* [WHAT THIS TASK INVOLVES] Repeat the entries word for word, from the very first line up to and including the line that contains "x-tick-label: −0.99 <box>137".

* [DATA SHOWN]
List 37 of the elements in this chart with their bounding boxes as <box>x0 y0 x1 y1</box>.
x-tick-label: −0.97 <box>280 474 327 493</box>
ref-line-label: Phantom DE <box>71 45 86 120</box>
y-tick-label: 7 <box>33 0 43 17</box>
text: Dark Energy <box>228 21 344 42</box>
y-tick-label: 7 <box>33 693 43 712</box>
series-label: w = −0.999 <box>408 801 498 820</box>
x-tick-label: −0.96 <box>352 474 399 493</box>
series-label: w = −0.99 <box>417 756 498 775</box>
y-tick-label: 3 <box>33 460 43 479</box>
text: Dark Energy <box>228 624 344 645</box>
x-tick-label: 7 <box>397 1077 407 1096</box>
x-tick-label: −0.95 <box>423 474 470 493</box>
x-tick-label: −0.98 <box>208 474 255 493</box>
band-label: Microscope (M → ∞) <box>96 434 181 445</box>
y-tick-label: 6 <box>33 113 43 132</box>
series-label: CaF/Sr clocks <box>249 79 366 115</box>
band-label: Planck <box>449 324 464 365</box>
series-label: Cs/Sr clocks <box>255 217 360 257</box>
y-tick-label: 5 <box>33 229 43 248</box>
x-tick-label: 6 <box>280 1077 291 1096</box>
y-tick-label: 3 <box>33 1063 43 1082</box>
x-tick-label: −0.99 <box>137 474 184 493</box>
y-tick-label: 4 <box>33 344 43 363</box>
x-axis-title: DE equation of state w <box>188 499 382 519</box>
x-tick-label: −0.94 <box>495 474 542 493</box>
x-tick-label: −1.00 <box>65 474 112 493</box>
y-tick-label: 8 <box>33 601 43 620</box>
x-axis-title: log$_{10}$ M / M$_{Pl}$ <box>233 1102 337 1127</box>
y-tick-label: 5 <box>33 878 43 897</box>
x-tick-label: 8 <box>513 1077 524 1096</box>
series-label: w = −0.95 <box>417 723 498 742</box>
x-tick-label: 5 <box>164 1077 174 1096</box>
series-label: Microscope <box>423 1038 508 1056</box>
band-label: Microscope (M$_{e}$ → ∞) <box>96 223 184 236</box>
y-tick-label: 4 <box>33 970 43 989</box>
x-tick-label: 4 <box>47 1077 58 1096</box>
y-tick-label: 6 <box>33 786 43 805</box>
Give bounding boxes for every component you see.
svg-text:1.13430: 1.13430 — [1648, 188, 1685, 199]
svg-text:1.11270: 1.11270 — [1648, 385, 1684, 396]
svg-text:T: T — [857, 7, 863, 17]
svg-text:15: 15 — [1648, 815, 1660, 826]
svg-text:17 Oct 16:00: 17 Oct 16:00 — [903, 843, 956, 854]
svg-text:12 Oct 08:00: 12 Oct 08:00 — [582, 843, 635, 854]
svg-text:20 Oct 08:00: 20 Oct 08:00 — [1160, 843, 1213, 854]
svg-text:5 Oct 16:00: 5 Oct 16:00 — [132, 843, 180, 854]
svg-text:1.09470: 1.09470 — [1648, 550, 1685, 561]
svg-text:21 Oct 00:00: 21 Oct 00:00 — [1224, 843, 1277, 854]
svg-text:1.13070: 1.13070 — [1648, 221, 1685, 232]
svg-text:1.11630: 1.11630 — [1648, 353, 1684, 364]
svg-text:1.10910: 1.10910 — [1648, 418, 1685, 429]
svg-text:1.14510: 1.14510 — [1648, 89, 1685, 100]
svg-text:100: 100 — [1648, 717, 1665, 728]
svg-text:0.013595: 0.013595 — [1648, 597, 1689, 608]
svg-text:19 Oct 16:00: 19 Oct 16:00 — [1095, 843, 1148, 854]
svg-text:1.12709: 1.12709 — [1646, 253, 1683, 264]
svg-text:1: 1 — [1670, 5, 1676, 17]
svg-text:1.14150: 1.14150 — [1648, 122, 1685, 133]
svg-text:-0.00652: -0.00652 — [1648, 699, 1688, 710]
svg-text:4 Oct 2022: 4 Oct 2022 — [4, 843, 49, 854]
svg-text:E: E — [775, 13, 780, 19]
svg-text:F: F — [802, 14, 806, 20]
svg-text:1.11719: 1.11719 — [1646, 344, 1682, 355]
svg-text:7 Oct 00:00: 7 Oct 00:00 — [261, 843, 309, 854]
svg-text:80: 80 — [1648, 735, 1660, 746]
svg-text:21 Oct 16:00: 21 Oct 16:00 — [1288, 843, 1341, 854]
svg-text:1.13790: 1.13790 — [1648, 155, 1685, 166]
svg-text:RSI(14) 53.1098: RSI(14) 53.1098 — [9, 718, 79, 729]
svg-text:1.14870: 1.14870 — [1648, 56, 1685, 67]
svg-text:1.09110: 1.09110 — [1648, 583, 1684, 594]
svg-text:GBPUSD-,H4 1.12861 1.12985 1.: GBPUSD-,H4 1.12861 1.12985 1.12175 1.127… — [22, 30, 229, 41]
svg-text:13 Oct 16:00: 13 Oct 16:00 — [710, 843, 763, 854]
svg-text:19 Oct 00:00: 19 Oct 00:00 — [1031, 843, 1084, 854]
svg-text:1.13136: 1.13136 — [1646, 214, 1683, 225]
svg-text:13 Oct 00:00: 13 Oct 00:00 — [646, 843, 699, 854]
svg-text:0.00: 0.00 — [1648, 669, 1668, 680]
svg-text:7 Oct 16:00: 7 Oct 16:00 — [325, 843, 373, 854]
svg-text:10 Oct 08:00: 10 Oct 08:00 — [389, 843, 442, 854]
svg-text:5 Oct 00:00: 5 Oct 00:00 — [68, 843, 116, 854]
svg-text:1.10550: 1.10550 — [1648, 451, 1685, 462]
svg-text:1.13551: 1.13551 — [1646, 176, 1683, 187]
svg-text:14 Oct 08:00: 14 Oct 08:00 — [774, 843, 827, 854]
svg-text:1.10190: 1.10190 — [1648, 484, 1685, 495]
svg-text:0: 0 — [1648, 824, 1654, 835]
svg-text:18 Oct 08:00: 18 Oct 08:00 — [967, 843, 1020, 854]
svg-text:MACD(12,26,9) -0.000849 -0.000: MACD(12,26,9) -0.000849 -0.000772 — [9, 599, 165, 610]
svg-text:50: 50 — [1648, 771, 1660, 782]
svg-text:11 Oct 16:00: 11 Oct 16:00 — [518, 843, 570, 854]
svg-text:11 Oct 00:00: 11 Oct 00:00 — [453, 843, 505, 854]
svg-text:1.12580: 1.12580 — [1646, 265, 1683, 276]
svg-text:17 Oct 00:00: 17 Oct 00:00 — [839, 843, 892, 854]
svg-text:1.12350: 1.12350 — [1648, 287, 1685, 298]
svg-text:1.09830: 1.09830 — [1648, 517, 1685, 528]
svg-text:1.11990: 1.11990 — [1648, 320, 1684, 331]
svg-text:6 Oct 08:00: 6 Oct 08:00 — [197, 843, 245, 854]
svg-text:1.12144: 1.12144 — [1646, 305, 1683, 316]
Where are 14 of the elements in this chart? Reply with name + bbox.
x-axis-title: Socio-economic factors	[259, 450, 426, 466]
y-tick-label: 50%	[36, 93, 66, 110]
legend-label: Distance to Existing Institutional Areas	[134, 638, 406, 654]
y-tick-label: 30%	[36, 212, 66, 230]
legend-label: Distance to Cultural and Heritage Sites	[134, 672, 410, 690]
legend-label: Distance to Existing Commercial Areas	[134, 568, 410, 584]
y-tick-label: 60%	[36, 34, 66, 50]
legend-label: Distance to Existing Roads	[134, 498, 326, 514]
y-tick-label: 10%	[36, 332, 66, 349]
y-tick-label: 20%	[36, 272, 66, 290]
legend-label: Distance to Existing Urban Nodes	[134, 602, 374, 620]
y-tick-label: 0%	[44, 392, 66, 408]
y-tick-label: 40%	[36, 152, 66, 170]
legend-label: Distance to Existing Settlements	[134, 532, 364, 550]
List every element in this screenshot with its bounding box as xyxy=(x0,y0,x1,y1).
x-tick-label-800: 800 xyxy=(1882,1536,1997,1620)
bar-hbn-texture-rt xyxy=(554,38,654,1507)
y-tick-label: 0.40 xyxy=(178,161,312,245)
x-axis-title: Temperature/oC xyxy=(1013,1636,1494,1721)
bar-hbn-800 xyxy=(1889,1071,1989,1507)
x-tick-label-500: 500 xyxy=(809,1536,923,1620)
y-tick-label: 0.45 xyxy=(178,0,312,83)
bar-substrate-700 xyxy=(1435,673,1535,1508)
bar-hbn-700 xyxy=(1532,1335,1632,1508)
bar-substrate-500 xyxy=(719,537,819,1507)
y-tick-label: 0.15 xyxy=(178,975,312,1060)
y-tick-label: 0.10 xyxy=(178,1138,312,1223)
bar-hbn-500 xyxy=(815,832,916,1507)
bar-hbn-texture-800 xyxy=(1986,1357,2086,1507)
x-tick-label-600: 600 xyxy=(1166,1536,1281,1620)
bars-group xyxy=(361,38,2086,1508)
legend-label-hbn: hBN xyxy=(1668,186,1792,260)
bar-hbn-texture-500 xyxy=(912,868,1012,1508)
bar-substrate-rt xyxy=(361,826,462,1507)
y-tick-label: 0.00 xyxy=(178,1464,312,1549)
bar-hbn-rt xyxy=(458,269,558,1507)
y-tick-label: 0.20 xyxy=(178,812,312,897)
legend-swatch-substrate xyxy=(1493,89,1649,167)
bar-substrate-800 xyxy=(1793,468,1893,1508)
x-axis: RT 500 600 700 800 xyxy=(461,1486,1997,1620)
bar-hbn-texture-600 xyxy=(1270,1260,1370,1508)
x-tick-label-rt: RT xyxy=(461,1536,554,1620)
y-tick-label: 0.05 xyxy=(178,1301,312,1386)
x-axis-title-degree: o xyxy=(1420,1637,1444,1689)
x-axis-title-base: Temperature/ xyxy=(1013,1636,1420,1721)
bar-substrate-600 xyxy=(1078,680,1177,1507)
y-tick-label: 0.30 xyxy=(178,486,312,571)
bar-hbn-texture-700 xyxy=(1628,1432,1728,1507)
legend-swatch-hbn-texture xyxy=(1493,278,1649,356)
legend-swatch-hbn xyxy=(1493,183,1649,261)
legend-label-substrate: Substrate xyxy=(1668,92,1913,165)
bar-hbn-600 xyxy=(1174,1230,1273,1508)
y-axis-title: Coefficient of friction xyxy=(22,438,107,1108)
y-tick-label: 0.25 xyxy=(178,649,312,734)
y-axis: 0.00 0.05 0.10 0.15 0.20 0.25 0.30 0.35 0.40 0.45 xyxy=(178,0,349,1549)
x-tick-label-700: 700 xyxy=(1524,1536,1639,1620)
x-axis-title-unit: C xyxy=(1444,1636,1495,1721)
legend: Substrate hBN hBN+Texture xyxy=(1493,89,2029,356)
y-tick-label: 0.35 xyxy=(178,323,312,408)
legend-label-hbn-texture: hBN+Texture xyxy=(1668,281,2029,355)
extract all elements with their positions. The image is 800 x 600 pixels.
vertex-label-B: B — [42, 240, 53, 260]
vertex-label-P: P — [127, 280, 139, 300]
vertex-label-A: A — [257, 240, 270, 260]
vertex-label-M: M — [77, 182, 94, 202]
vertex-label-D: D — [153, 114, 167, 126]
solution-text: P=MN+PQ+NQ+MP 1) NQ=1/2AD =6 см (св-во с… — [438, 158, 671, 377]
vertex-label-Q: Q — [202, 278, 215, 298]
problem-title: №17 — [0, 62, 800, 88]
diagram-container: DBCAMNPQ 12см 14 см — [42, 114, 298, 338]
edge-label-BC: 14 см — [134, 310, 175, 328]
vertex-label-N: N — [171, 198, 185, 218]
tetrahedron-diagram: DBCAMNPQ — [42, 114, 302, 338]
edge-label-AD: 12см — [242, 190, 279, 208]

* [THE RESULT]
List 37 of the elements in this chart with their bounding boxes as <box>x0 y0 x1 y1</box>.
x-tick-label: −0.97 <box>280 474 327 493</box>
ref-line-label: Phantom DE <box>71 45 86 120</box>
y-tick-label: 7 <box>33 0 43 17</box>
text: Dark Energy <box>228 21 344 42</box>
y-tick-label: 7 <box>33 693 43 712</box>
series-label: w = −0.999 <box>408 801 498 820</box>
x-tick-label: −0.96 <box>352 474 399 493</box>
series-label: w = −0.99 <box>417 756 498 775</box>
y-tick-label: 3 <box>33 460 43 479</box>
text: Dark Energy <box>228 624 344 645</box>
x-tick-label: 7 <box>397 1077 407 1096</box>
x-tick-label: −0.95 <box>423 474 470 493</box>
x-tick-label: −0.98 <box>208 474 255 493</box>
band-label: Microscope (M → ∞) <box>96 434 181 445</box>
y-tick-label: 6 <box>33 113 43 132</box>
series-label: CaF/Sr clocks <box>249 79 366 115</box>
band-label: Planck <box>449 324 464 365</box>
series-label: Cs/Sr clocks <box>255 217 360 257</box>
y-tick-label: 5 <box>33 229 43 248</box>
x-tick-label: 6 <box>280 1077 291 1096</box>
y-tick-label: 3 <box>33 1063 43 1082</box>
x-tick-label: −0.99 <box>137 474 184 493</box>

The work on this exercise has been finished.